**INSTRUCTIONS FOR THE TASK:**
Make an exact copy of all the entries below, with the pictures left out.

**DATA FOR PROCESSING:**
++++++

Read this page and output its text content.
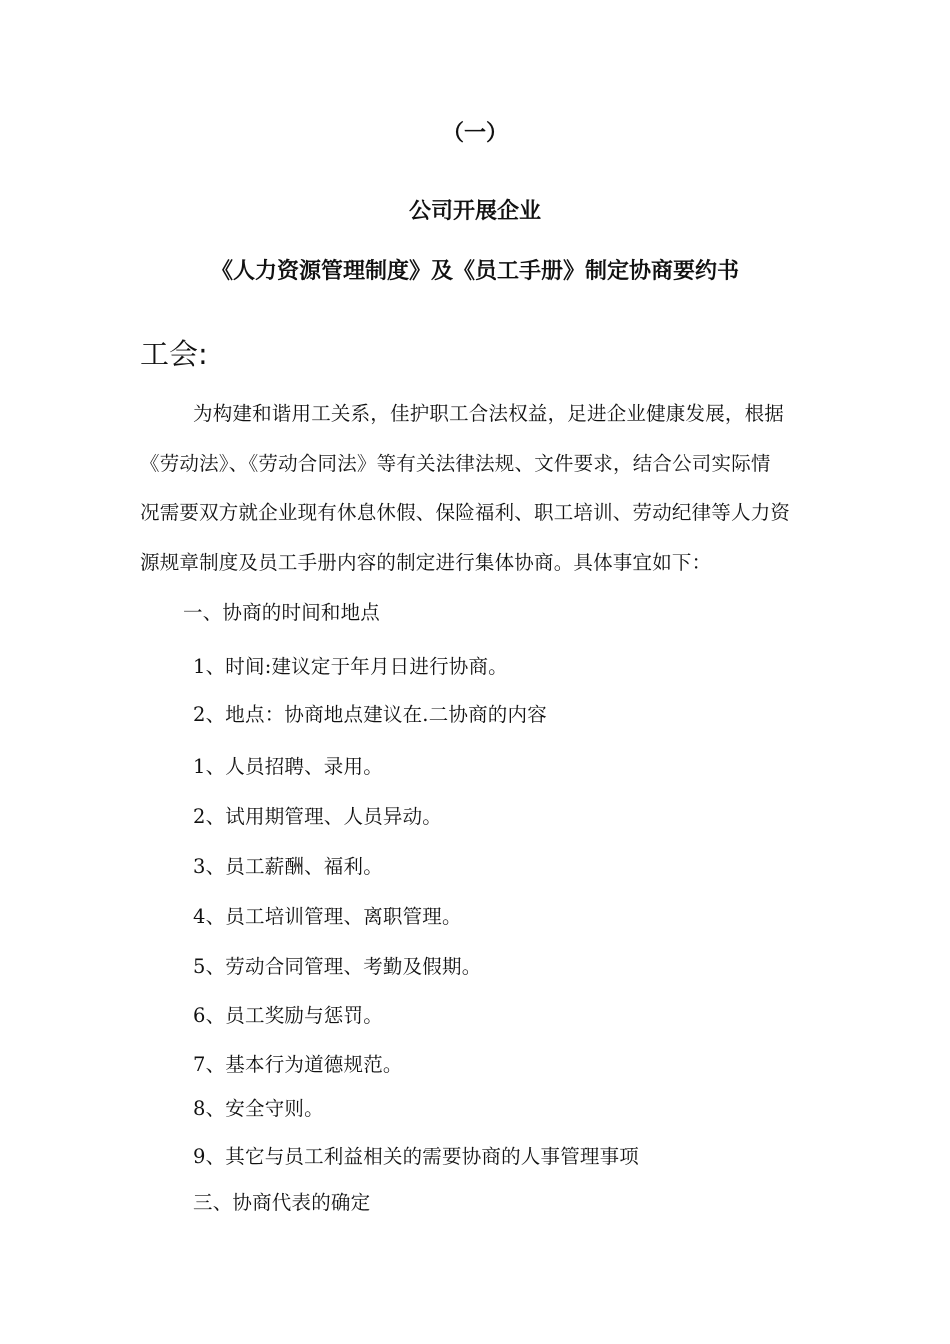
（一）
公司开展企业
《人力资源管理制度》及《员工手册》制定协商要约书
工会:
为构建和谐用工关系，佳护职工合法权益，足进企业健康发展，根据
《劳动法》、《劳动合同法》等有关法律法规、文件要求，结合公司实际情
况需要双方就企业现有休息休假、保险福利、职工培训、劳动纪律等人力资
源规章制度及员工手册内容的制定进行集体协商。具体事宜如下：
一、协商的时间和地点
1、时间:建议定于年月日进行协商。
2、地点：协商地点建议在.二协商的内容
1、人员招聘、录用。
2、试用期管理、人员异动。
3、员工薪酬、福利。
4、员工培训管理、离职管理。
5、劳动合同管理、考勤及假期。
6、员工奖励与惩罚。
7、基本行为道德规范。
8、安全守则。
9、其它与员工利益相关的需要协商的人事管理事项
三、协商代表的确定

++++++

**FULL RESPONSE:**
Read this page and output its text content.
（一）
公司开展企业
《人力资源管理制度》及《员工手册》制定协商要约书
工会:
为构建和谐用工关系，佳护职工合法权益，足进企业健康发展，根据
《劳动法》、《劳动合同法》等有关法律法规、文件要求，结合公司实际情
况需要双方就企业现有休息休假、保险福利、职工培训、劳动纪律等人力资
源规章制度及员工手册内容的制定进行集体协商。具体事宜如下：
一、协商的时间和地点
1、时间:建议定于年月日进行协商。
2、地点：协商地点建议在.二协商的内容
1、人员招聘、录用。
2、试用期管理、人员异动。
3、员工薪酬、福利。
4、员工培训管理、离职管理。
5、劳动合同管理、考勤及假期。
6、员工奖励与惩罚。
7、基本行为道德规范。
8、安全守则。
9、其它与员工利益相关的需要协商的人事管理事项
三、协商代表的确定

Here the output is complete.